_DO THIS_: Transcribe the entries below exactly; leave every image out.

--- Start SUPPLIED ENTRIES ---

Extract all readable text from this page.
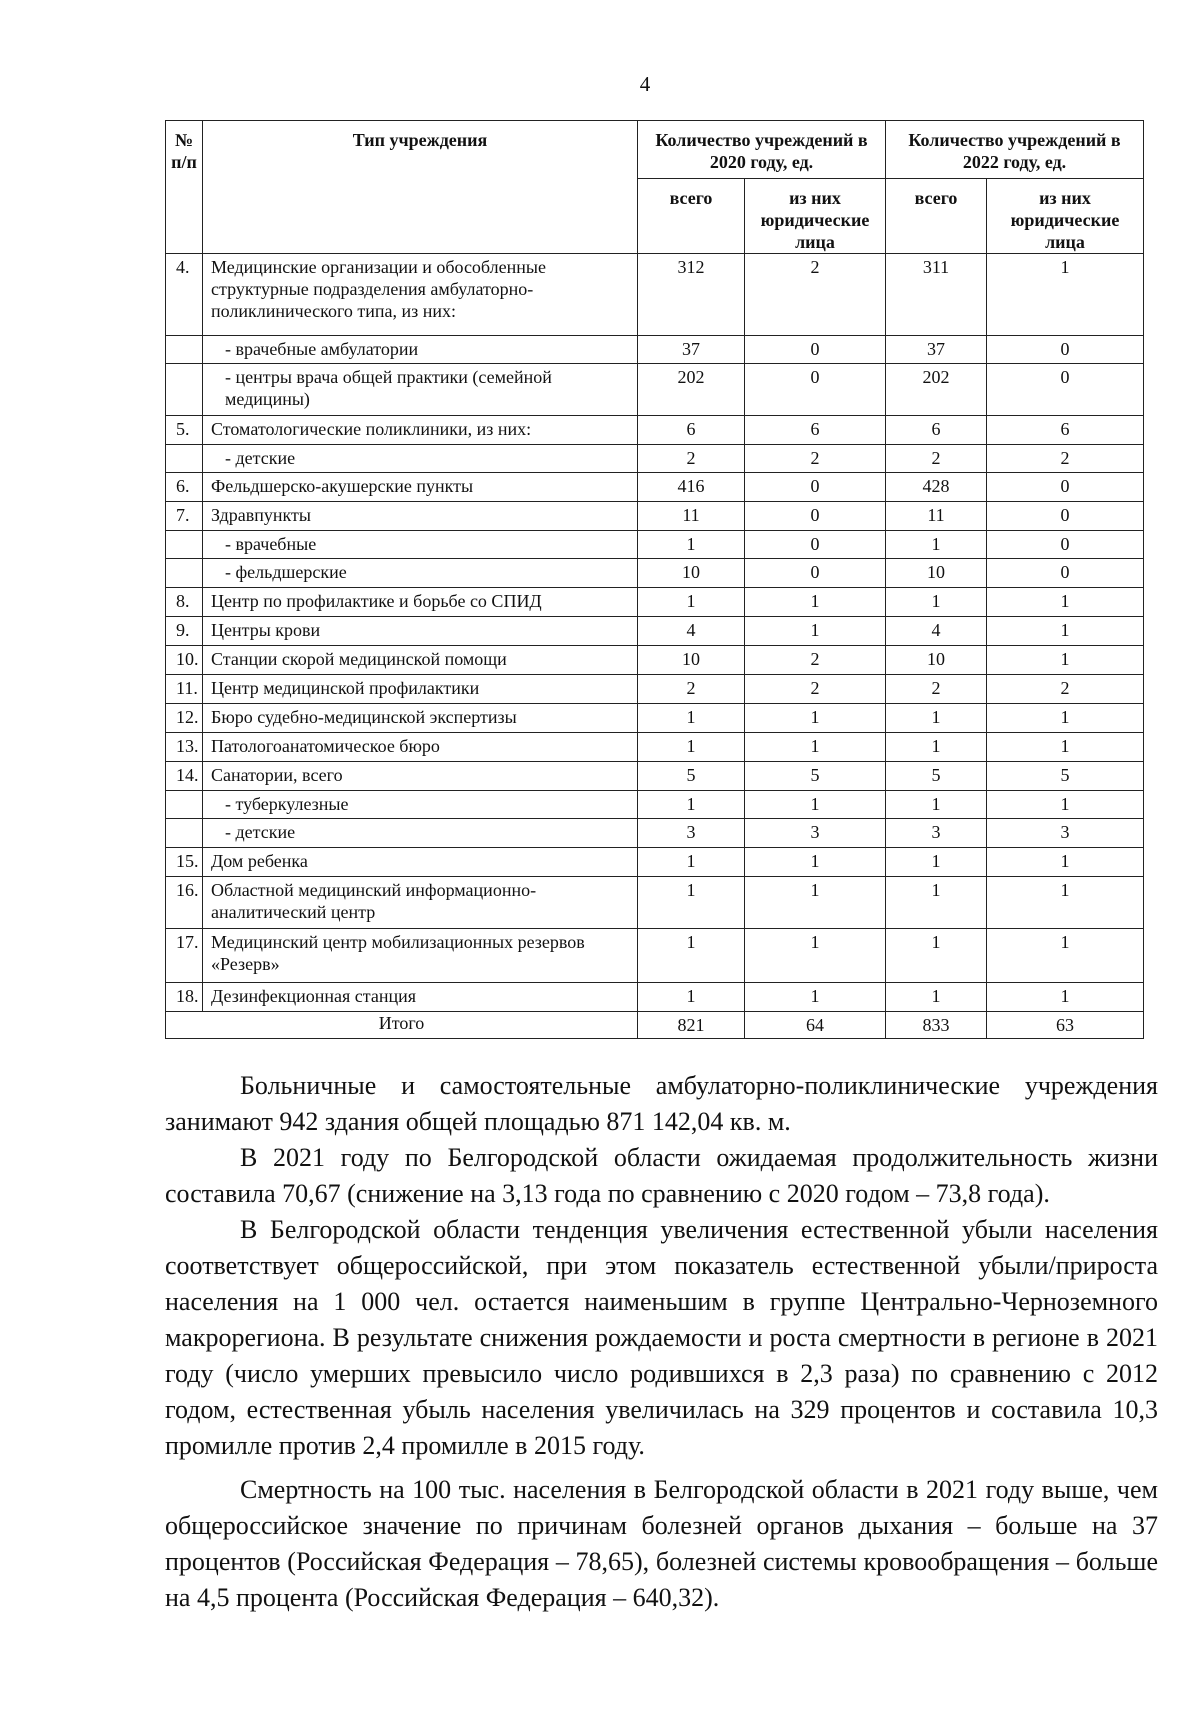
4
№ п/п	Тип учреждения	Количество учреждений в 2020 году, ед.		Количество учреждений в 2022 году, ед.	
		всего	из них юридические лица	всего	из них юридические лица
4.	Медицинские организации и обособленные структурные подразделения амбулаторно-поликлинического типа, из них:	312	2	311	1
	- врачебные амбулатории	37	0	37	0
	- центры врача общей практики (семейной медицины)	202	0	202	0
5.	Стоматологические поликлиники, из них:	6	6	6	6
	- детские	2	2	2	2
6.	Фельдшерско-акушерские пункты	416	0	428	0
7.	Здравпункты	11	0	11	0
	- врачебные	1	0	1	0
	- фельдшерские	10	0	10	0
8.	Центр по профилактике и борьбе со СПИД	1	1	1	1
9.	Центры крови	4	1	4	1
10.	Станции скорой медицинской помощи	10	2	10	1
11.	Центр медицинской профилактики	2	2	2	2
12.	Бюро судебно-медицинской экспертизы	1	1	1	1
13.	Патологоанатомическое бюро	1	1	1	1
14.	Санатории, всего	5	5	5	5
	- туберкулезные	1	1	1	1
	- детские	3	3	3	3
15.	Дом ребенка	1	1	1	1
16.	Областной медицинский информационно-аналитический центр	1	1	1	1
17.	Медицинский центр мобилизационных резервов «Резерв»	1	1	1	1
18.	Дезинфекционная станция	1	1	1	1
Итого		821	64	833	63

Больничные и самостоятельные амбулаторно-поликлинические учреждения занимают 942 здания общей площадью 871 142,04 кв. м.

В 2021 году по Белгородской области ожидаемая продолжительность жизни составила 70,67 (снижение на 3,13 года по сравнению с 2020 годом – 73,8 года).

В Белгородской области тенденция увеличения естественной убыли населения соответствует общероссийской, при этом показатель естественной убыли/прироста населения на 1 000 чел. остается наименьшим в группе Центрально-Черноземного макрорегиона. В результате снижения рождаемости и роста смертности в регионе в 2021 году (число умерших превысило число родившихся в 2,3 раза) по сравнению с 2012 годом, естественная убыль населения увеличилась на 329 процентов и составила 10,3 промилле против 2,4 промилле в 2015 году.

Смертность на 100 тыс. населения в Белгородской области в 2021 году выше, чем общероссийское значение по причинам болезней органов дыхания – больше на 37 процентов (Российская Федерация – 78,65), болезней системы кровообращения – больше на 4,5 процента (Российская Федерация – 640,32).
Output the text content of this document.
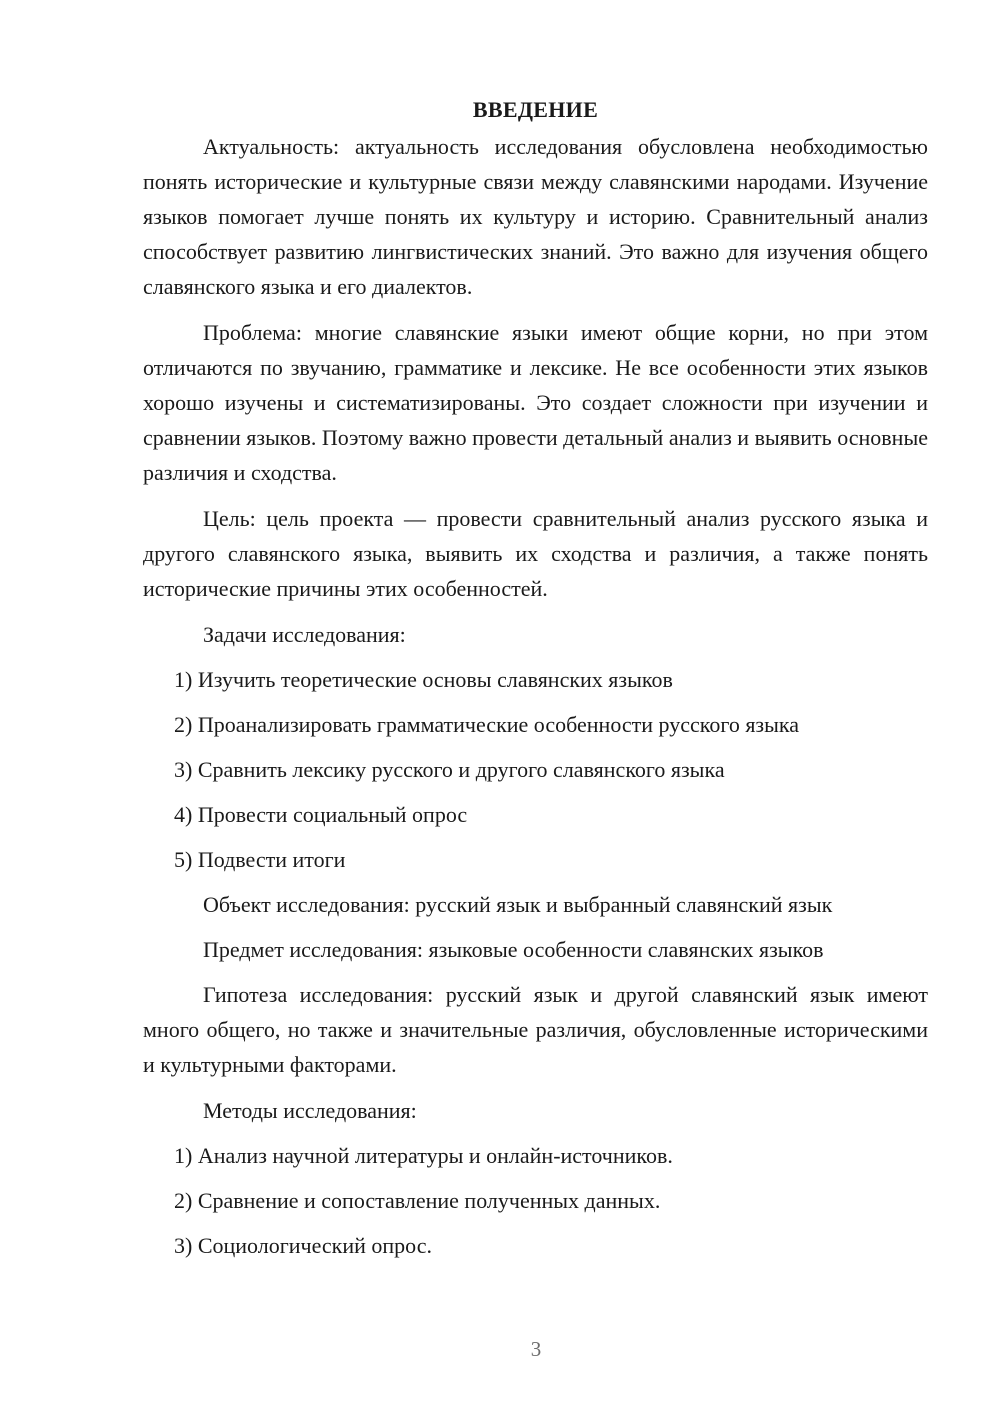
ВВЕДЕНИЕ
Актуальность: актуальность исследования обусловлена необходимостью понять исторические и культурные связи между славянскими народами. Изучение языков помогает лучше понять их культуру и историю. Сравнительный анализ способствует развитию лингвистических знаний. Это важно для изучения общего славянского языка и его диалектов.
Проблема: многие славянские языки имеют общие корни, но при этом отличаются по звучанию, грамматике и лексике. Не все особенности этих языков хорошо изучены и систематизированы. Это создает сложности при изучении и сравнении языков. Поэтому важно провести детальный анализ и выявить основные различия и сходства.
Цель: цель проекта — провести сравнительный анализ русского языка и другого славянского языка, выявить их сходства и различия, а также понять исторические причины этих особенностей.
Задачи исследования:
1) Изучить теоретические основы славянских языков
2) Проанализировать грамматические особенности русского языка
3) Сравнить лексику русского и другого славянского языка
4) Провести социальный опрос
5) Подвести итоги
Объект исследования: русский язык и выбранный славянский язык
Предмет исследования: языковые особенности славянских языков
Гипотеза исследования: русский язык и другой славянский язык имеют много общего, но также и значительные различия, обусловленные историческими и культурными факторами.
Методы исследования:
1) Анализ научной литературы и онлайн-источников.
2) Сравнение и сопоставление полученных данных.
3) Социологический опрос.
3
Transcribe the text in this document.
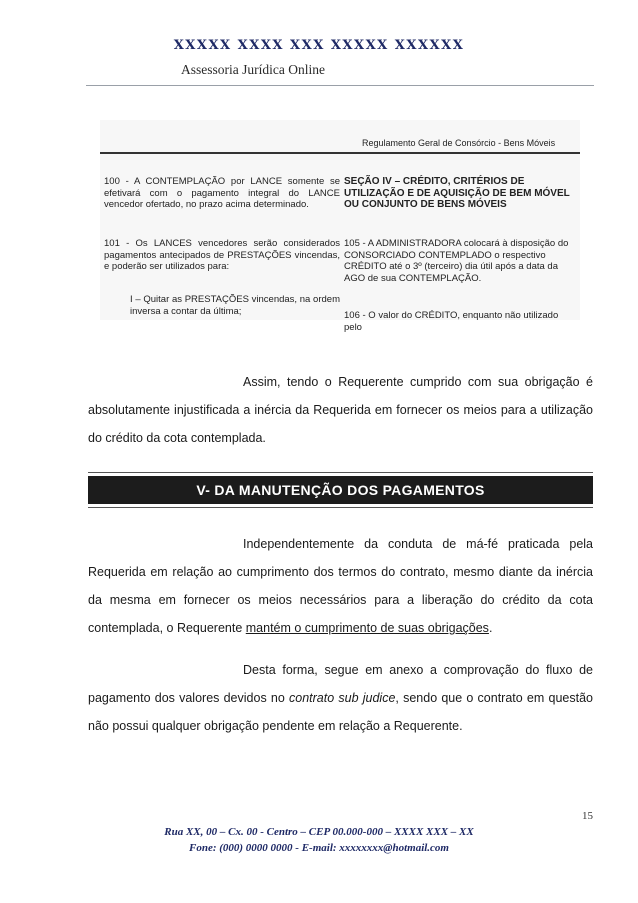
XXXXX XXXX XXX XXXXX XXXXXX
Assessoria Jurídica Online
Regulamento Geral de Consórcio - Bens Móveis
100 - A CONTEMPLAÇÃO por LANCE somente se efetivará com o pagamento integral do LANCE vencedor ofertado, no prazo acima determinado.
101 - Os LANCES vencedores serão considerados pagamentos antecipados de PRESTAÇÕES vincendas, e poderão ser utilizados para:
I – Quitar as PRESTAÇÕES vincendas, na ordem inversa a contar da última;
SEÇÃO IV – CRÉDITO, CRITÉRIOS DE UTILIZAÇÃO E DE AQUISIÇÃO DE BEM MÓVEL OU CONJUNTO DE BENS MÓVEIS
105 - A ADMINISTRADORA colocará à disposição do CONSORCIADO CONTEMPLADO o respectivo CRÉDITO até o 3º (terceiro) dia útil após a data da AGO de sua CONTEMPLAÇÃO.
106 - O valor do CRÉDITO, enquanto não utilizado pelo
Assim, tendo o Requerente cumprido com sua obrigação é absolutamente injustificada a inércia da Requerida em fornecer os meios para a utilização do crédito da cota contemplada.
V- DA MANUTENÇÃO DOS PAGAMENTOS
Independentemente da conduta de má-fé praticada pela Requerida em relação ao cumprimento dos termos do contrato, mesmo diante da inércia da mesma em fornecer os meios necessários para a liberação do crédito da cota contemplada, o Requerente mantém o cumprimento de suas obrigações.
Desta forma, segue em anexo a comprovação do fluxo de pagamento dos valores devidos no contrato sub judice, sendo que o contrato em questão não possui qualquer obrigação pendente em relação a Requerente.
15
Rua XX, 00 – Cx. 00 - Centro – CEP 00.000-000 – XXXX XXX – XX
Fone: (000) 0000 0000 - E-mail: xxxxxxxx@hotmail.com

--- End SUPPLIED ENTRIES ---

_OUTPUT FOR THIS EXERCISE_:
Extract all readable text from this page.
4
№ п/п	Тип учреждения	Количество учреждений в 2020 году, ед.		Количество учреждений в 2022 году, ед.	
		всего	из них юридические лица	всего	из них юридические лица
4.	Медицинские организации и обособленные структурные подразделения амбулаторно-поликлинического типа, из них:	312	2	311	1
	- врачебные амбулатории	37	0	37	0
	- центры врача общей практики (семейной медицины)	202	0	202	0
5.	Стоматологические поликлиники, из них:	6	6	6	6
	- детские	2	2	2	2
6.	Фельдшерско-акушерские пункты	416	0	428	0
7.	Здравпункты	11	0	11	0
	- врачебные	1	0	1	0
	- фельдшерские	10	0	10	0
8.	Центр по профилактике и борьбе со СПИД	1	1	1	1
9.	Центры крови	4	1	4	1
10.	Станции скорой медицинской помощи	10	2	10	1
11.	Центр медицинской профилактики	2	2	2	2
12.	Бюро судебно-медицинской экспертизы	1	1	1	1
13.	Патологоанатомическое бюро	1	1	1	1
14.	Санатории, всего	5	5	5	5
	- туберкулезные	1	1	1	1
	- детские	3	3	3	3
15.	Дом ребенка	1	1	1	1
16.	Областной медицинский информационно-аналитический центр	1	1	1	1
17.	Медицинский центр мобилизационных резервов «Резерв»	1	1	1	1
18.	Дезинфекционная станция	1	1	1	1
Итого		821	64	833	63

Больничные и самостоятельные амбулаторно-поликлинические учреждения занимают 942 здания общей площадью 871 142,04 кв. м.

В 2021 году по Белгородской области ожидаемая продолжительность жизни составила 70,67 (снижение на 3,13 года по сравнению с 2020 годом – 73,8 года).

В Белгородской области тенденция увеличения естественной убыли населения соответствует общероссийской, при этом показатель естественной убыли/прироста населения на 1 000 чел. остается наименьшим в группе Центрально-Черноземного макрорегиона. В результате снижения рождаемости и роста смертности в регионе в 2021 году (число умерших превысило число родившихся в 2,3 раза) по сравнению с 2012 годом, естественная убыль населения увеличилась на 329 процентов и составила 10,3 промилле против 2,4 промилле в 2015 году.

Смертность на 100 тыс. населения в Белгородской области в 2021 году выше, чем общероссийское значение по причинам болезней органов дыхания – больше на 37 процентов (Российская Федерация – 78,65), болезней системы кровообращения – больше на 4,5 процента (Российская Федерация – 640,32).
Output the text content of this document.
ВВЕДЕНИЕ
Актуальность: актуальность исследования обусловлена необходимостью понять исторические и культурные связи между славянскими народами. Изучение языков помогает лучше понять их культуру и историю. Сравнительный анализ способствует развитию лингвистических знаний. Это важно для изучения общего славянского языка и его диалектов.
Проблема: многие славянские языки имеют общие корни, но при этом отличаются по звучанию, грамматике и лексике. Не все особенности этих языков хорошо изучены и систематизированы. Это создает сложности при изучении и сравнении языков. Поэтому важно провести детальный анализ и выявить основные различия и сходства.
Цель: цель проекта — провести сравнительный анализ русского языка и другого славянского языка, выявить их сходства и различия, а также понять исторические причины этих особенностей.
Задачи исследования:
1) Изучить теоретические основы славянских языков
2) Проанализировать грамматические особенности русского языка
3) Сравнить лексику русского и другого славянского языка
4) Провести социальный опрос
5) Подвести итоги
Объект исследования: русский язык и выбранный славянский язык
Предмет исследования: языковые особенности славянских языков
Гипотеза исследования: русский язык и другой славянский язык имеют много общего, но также и значительные различия, обусловленные историческими и культурными факторами.
Методы исследования:
1) Анализ научной литературы и онлайн-источников.
2) Сравнение и сопоставление полученных данных.
3) Социологический опрос.
3
Transcribe the text in this document.
XXXXX XXXX XXX XXXXX XXXXXX
Assessoria Jurídica Online
Regulamento Geral de Consórcio - Bens Móveis
100 - A CONTEMPLAÇÃO por LANCE somente se efetivará com o pagamento integral do LANCE vencedor ofertado, no prazo acima determinado.
101 - Os LANCES vencedores serão considerados pagamentos antecipados de PRESTAÇÕES vincendas, e poderão ser utilizados para:
I – Quitar as PRESTAÇÕES vincendas, na ordem inversa a contar da última;
SEÇÃO IV – CRÉDITO, CRITÉRIOS DE UTILIZAÇÃO E DE AQUISIÇÃO DE BEM MÓVEL OU CONJUNTO DE BENS MÓVEIS
105 - A ADMINISTRADORA colocará à disposição do CONSORCIADO CONTEMPLADO o respectivo CRÉDITO até o 3º (terceiro) dia útil após a data da AGO de sua CONTEMPLAÇÃO.
106 - O valor do CRÉDITO, enquanto não utilizado pelo
Assim, tendo o Requerente cumprido com sua obrigação é absolutamente injustificada a inércia da Requerida em fornecer os meios para a utilização do crédito da cota contemplada.
V- DA MANUTENÇÃO DOS PAGAMENTOS
Independentemente da conduta de má-fé praticada pela Requerida em relação ao cumprimento dos termos do contrato, mesmo diante da inércia da mesma em fornecer os meios necessários para a liberação do crédito da cota contemplada, o Requerente mantém o cumprimento de suas obrigações.
Desta forma, segue em anexo a comprovação do fluxo de pagamento dos valores devidos no contrato sub judice, sendo que o contrato em questão não possui qualquer obrigação pendente em relação a Requerente.
15
Rua XX, 00 – Cx. 00 - Centro – CEP 00.000-000 – XXXX XXX – XX
Fone: (000) 0000 0000 - E-mail: xxxxxxxx@hotmail.com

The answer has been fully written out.